Records contained in a dataset
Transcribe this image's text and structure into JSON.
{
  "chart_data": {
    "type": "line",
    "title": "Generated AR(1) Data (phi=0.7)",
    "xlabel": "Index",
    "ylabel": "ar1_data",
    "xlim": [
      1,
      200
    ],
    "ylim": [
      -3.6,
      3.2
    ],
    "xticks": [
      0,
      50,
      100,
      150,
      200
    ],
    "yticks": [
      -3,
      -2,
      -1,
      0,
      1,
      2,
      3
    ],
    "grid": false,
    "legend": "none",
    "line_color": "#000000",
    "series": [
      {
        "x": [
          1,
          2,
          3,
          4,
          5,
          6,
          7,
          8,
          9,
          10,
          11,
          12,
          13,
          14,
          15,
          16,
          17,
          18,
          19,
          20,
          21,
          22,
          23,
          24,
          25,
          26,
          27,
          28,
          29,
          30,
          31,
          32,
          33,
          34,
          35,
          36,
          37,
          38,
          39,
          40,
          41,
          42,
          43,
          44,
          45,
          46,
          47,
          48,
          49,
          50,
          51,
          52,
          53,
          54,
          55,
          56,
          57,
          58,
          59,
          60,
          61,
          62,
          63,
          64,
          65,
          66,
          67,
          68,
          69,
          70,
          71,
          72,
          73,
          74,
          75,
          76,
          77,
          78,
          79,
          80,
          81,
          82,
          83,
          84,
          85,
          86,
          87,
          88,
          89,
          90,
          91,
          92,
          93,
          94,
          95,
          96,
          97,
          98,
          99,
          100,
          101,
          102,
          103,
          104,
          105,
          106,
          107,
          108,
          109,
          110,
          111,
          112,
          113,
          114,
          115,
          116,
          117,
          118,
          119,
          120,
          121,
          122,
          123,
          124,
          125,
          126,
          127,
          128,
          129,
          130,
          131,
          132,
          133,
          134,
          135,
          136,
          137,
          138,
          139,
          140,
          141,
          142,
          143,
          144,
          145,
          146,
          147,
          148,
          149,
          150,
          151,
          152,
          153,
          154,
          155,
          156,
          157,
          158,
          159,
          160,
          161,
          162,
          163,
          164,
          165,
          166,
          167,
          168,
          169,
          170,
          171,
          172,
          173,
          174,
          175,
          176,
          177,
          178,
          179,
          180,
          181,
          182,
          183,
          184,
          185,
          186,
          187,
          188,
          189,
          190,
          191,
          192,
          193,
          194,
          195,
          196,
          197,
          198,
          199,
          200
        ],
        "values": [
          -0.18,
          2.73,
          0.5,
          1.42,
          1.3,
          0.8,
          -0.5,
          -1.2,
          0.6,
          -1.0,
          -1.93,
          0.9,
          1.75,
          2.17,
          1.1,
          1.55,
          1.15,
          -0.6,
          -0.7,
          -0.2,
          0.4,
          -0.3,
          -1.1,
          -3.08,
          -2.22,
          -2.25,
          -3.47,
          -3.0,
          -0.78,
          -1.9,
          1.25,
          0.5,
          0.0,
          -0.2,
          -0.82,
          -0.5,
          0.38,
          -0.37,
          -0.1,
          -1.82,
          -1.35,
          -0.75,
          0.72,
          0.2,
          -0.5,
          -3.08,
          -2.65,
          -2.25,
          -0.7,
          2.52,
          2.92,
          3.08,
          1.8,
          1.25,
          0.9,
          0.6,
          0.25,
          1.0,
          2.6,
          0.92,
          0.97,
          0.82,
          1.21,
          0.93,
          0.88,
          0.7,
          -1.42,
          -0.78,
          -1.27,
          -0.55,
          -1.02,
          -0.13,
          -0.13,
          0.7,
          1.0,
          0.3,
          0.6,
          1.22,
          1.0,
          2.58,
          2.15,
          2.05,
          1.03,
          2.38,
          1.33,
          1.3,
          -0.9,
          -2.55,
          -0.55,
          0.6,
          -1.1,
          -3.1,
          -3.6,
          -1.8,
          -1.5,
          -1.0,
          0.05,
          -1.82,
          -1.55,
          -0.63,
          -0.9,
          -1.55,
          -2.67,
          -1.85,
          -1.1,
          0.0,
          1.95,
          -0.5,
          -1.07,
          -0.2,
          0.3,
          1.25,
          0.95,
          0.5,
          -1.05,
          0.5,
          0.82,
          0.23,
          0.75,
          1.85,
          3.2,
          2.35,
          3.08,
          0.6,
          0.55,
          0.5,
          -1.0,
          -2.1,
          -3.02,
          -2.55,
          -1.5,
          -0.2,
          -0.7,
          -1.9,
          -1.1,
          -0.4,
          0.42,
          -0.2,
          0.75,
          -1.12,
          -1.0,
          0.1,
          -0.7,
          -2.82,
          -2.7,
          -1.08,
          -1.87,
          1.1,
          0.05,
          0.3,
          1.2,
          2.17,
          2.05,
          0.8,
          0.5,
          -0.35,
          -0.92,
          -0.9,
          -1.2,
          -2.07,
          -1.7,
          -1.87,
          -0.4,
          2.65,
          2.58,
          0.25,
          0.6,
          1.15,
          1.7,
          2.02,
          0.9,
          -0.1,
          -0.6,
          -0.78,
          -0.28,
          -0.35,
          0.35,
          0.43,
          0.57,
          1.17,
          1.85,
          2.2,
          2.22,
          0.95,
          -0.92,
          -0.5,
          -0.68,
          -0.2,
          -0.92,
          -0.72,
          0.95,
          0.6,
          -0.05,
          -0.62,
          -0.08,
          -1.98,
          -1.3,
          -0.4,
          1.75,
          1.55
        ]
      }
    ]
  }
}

[WORK TO DO]
Write out the complete set of records exactly as given.

[ANSWER TO THE TASK]
Transcribe this image's text and structure into JSON.
{
  "chart_data": {
    "type": "line",
    "title": "Generated AR(1) Data (phi=0.7)",
    "xlabel": "Index",
    "ylabel": "ar1_data",
    "xlim": [
      1,
      200
    ],
    "ylim": [
      -3.6,
      3.2
    ],
    "xticks": [
      0,
      50,
      100,
      150,
      200
    ],
    "yticks": [
      -3,
      -2,
      -1,
      0,
      1,
      2,
      3
    ],
    "grid": false,
    "legend": "none",
    "line_color": "#000000",
    "series": [
      {
        "x": [
          1,
          2,
          3,
          4,
          5,
          6,
          7,
          8,
          9,
          10,
          11,
          12,
          13,
          14,
          15,
          16,
          17,
          18,
          19,
          20,
          21,
          22,
          23,
          24,
          25,
          26,
          27,
          28,
          29,
          30,
          31,
          32,
          33,
          34,
          35,
          36,
          37,
          38,
          39,
          40,
          41,
          42,
          43,
          44,
          45,
          46,
          47,
          48,
          49,
          50,
          51,
          52,
          53,
          54,
          55,
          56,
          57,
          58,
          59,
          60,
          61,
          62,
          63,
          64,
          65,
          66,
          67,
          68,
          69,
          70,
          71,
          72,
          73,
          74,
          75,
          76,
          77,
          78,
          79,
          80,
          81,
          82,
          83,
          84,
          85,
          86,
          87,
          88,
          89,
          90,
          91,
          92,
          93,
          94,
          95,
          96,
          97,
          98,
          99,
          100,
          101,
          102,
          103,
          104,
          105,
          106,
          107,
          108,
          109,
          110,
          111,
          112,
          113,
          114,
          115,
          116,
          117,
          118,
          119,
          120,
          121,
          122,
          123,
          124,
          125,
          126,
          127,
          128,
          129,
          130,
          131,
          132,
          133,
          134,
          135,
          136,
          137,
          138,
          139,
          140,
          141,
          142,
          143,
          144,
          145,
          146,
          147,
          148,
          149,
          150,
          151,
          152,
          153,
          154,
          155,
          156,
          157,
          158,
          159,
          160,
          161,
          162,
          163,
          164,
          165,
          166,
          167,
          168,
          169,
          170,
          171,
          172,
          173,
          174,
          175,
          176,
          177,
          178,
          179,
          180,
          181,
          182,
          183,
          184,
          185,
          186,
          187,
          188,
          189,
          190,
          191,
          192,
          193,
          194,
          195,
          196,
          197,
          198,
          199,
          200
        ],
        "values": [
          -0.18,
          2.73,
          0.5,
          1.42,
          1.3,
          0.8,
          -0.5,
          -1.2,
          0.6,
          -1.0,
          -1.93,
          0.9,
          1.75,
          2.17,
          1.1,
          1.55,
          1.15,
          -0.6,
          -0.7,
          -0.2,
          0.4,
          -0.3,
          -1.1,
          -3.08,
          -2.22,
          -2.25,
          -3.47,
          -3.0,
          -0.78,
          -1.9,
          1.25,
          0.5,
          0.0,
          -0.2,
          -0.82,
          -0.5,
          0.38,
          -0.37,
          -0.1,
          -1.82,
          -1.35,
          -0.75,
          0.72,
          0.2,
          -0.5,
          -3.08,
          -2.65,
          -2.25,
          -0.7,
          2.52,
          2.92,
          3.08,
          1.8,
          1.25,
          0.9,
          0.6,
          0.25,
          1.0,
          2.6,
          0.92,
          0.97,
          0.82,
          1.21,
          0.93,
          0.88,
          0.7,
          -1.42,
          -0.78,
          -1.27,
          -0.55,
          -1.02,
          -0.13,
          -0.13,
          0.7,
          1.0,
          0.3,
          0.6,
          1.22,
          1.0,
          2.58,
          2.15,
          2.05,
          1.03,
          2.38,
          1.33,
          1.3,
          -0.9,
          -2.55,
          -0.55,
          0.6,
          -1.1,
          -3.1,
          -3.6,
          -1.8,
          -1.5,
          -1.0,
          0.05,
          -1.82,
          -1.55,
          -0.63,
          -0.9,
          -1.55,
          -2.67,
          -1.85,
          -1.1,
          0.0,
          1.95,
          -0.5,
          -1.07,
          -0.2,
          0.3,
          1.25,
          0.95,
          0.5,
          -1.05,
          0.5,
          0.82,
          0.23,
          0.75,
          1.85,
          3.2,
          2.35,
          3.08,
          0.6,
          0.55,
          0.5,
          -1.0,
          -2.1,
          -3.02,
          -2.55,
          -1.5,
          -0.2,
          -0.7,
          -1.9,
          -1.1,
          -0.4,
          0.42,
          -0.2,
          0.75,
          -1.12,
          -1.0,
          0.1,
          -0.7,
          -2.82,
          -2.7,
          -1.08,
          -1.87,
          1.1,
          0.05,
          0.3,
          1.2,
          2.17,
          2.05,
          0.8,
          0.5,
          -0.35,
          -0.92,
          -0.9,
          -1.2,
          -2.07,
          -1.7,
          -1.87,
          -0.4,
          2.65,
          2.58,
          0.25,
          0.6,
          1.15,
          1.7,
          2.02,
          0.9,
          -0.1,
          -0.6,
          -0.78,
          -0.28,
          -0.35,
          0.35,
          0.43,
          0.57,
          1.17,
          1.85,
          2.2,
          2.22,
          0.95,
          -0.92,
          -0.5,
          -0.68,
          -0.2,
          -0.92,
          -0.72,
          0.95,
          0.6,
          -0.05,
          -0.62,
          -0.08,
          -1.98,
          -1.3,
          -0.4,
          1.75,
          1.55
        ]
      }
    ]
  }
}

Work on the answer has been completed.